### Records supplied
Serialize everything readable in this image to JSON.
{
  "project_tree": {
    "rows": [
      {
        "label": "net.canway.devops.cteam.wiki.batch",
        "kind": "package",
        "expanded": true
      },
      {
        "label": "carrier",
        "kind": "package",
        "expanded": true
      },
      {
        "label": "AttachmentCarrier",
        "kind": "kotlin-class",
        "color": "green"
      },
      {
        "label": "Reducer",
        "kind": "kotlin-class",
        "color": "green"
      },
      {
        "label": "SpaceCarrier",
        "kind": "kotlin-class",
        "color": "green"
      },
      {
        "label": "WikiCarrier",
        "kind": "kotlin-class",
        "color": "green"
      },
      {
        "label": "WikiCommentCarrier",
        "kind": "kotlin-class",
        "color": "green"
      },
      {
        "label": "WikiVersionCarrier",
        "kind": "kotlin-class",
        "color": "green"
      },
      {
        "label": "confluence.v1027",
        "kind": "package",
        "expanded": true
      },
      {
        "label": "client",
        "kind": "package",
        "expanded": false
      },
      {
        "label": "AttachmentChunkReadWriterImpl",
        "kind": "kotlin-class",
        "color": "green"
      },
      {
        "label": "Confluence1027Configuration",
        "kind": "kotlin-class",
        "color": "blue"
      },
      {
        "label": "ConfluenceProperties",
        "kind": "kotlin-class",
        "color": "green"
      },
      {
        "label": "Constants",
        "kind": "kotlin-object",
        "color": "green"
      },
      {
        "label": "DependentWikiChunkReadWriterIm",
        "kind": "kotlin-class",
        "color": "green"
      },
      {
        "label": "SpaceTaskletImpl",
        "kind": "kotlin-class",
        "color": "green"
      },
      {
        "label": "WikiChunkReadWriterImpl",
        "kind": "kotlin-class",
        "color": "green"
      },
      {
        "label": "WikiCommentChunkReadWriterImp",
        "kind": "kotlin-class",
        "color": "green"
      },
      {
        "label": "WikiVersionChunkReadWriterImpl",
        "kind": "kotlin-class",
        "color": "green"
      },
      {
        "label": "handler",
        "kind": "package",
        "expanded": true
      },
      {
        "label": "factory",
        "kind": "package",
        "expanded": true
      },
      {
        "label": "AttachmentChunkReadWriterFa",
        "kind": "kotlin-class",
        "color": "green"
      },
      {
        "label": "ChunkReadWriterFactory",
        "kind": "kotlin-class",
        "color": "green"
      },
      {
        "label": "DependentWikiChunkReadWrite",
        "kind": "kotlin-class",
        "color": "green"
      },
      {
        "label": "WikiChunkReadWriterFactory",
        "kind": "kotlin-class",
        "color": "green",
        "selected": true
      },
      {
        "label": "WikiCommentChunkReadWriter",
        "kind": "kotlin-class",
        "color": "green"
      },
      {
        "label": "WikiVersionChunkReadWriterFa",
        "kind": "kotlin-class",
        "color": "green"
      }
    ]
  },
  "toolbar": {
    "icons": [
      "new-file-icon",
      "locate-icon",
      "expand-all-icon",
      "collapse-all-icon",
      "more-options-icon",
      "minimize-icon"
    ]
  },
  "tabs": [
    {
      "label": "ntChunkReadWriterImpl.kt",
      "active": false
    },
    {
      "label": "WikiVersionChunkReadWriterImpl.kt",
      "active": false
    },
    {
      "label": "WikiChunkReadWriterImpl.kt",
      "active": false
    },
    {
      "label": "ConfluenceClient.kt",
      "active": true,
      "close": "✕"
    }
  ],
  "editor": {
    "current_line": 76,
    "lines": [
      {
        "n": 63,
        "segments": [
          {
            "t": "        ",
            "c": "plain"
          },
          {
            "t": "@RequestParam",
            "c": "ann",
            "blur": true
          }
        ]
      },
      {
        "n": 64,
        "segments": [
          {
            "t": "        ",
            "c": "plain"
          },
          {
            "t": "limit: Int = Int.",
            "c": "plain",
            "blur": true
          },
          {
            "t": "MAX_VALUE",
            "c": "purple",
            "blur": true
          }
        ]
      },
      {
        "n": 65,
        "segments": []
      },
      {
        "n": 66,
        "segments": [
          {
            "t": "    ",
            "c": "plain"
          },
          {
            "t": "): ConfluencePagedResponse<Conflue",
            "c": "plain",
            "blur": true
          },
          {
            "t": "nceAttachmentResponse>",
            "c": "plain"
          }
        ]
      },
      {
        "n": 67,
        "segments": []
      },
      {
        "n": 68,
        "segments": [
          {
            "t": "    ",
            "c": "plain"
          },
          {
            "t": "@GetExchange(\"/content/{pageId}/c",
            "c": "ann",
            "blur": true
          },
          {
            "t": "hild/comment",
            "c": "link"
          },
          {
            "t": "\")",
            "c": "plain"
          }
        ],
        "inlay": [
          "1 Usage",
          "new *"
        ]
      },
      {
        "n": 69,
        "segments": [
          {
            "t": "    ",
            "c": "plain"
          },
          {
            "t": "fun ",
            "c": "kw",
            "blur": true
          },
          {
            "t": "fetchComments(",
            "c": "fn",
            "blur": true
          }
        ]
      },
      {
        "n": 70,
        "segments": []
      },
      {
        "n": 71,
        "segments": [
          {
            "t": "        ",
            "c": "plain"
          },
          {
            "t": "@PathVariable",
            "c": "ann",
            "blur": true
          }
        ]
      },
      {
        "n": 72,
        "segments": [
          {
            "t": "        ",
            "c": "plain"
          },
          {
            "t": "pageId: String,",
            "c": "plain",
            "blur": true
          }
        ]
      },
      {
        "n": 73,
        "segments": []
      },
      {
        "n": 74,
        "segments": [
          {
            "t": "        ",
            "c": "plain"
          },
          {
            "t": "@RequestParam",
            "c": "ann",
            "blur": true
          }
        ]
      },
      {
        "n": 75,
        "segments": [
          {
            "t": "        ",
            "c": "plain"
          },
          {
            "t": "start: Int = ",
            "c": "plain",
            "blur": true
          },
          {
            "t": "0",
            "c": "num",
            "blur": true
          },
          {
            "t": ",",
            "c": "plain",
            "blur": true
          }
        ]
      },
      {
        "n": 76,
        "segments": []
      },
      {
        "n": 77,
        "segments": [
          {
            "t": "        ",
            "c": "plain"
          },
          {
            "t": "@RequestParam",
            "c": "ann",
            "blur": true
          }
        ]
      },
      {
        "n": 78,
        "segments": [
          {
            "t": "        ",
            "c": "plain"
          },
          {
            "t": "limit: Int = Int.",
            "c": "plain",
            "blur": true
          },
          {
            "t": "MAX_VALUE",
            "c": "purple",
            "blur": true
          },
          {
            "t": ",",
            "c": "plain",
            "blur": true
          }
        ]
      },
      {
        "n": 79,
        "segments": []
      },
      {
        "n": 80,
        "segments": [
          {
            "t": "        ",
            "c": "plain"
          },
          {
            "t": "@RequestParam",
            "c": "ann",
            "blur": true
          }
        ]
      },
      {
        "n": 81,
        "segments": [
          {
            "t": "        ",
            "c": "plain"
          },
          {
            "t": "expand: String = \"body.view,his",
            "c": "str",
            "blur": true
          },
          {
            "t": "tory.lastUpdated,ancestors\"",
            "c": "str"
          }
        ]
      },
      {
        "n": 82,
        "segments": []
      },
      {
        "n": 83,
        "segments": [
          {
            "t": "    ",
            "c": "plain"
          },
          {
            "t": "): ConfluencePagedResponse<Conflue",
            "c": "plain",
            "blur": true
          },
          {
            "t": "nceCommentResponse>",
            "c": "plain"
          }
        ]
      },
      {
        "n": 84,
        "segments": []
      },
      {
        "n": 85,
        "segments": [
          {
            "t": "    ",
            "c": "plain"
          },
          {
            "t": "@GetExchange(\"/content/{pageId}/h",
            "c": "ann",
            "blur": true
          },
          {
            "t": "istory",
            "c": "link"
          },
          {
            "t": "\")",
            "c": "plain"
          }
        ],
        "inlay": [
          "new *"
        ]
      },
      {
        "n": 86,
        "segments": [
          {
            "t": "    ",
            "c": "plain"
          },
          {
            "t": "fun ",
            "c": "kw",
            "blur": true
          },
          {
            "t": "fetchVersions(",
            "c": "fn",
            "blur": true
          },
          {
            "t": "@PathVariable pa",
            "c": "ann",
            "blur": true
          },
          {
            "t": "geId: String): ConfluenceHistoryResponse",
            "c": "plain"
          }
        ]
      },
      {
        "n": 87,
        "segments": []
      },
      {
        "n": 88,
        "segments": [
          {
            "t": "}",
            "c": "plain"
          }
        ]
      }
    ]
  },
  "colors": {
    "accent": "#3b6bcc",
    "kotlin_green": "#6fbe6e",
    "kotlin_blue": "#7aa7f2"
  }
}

### Exercise task
Read the entries and select each line where the word "GetExchange" is found.

### Worked solution
            "t": "@GetExchange(\"/content/{pageId}/c",
            "t": "@GetExchange(\"/content/{pageId}/h",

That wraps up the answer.